Seek out every line containing the word "Kantor", and copy each.

:: Records supplied ::

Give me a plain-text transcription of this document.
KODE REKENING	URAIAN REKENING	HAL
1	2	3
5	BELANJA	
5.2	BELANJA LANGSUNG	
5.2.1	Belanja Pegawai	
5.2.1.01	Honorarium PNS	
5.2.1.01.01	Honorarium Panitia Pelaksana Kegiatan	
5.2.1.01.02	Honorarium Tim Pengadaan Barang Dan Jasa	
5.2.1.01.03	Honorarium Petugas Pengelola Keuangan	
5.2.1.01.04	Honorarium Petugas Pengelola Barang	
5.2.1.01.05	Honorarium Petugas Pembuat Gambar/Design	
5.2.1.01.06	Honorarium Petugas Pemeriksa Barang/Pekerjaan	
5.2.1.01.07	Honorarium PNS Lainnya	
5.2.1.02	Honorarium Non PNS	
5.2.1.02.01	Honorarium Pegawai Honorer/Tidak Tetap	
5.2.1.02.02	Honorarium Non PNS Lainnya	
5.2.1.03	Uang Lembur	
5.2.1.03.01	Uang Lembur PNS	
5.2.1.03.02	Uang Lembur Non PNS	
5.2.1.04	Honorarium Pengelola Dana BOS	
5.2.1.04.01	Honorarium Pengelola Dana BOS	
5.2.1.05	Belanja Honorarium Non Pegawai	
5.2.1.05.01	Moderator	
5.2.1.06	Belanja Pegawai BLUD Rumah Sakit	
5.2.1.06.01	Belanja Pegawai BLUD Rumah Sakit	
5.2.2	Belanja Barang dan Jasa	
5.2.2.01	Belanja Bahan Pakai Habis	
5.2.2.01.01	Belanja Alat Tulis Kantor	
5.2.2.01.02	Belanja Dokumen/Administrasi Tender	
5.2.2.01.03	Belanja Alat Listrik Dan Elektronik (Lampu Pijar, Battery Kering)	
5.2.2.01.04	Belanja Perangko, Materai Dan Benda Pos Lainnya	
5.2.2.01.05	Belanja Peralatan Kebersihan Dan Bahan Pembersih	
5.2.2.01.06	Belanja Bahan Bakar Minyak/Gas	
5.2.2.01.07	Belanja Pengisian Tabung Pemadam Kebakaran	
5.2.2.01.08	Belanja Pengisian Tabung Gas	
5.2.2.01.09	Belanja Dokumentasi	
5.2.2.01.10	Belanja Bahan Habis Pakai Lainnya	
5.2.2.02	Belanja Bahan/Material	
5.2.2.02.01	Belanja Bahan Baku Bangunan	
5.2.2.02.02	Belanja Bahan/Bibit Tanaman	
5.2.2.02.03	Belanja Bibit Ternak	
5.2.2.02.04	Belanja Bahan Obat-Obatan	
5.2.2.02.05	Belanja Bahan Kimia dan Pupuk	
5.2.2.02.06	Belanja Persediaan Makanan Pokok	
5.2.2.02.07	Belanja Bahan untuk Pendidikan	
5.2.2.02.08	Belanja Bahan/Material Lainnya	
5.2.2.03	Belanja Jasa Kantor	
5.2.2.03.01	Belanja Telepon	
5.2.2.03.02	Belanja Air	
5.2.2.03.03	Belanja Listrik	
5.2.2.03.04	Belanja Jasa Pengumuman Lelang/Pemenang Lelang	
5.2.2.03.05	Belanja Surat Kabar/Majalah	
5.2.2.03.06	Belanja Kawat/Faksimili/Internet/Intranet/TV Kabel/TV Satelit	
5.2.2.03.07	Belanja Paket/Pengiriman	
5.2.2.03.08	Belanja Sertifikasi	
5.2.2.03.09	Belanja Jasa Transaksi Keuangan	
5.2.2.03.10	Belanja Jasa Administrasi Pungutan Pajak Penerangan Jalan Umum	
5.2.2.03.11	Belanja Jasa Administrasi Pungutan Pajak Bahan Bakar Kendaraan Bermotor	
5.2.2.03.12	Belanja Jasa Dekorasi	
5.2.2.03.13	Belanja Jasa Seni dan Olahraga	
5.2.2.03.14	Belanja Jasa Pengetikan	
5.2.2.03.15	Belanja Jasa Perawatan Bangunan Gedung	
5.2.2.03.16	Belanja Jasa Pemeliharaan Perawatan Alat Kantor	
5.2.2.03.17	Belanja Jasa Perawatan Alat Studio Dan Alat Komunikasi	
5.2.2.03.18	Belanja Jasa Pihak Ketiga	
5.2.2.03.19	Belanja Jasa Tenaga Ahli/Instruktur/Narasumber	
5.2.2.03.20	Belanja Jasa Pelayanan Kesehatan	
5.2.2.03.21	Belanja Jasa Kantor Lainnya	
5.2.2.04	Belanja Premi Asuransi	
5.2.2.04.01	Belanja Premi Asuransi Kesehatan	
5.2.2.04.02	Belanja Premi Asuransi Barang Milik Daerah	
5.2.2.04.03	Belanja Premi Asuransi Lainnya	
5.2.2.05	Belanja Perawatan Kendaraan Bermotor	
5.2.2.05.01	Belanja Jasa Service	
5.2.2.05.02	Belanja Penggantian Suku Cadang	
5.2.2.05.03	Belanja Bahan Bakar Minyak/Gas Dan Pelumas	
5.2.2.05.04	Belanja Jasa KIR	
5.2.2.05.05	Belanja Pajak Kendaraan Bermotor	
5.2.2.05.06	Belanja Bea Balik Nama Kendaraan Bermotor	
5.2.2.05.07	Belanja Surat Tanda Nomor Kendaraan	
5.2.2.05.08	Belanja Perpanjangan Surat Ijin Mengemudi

:::

Correct result:
5.2.2.01.01	Belanja Alat Tulis Kantor	
5.2.2.03	Belanja Jasa Kantor	
5.2.2.03.16	Belanja Jasa Pemeliharaan Perawatan Alat Kantor	
5.2.2.03.21	Belanja Jasa Kantor Lainnya	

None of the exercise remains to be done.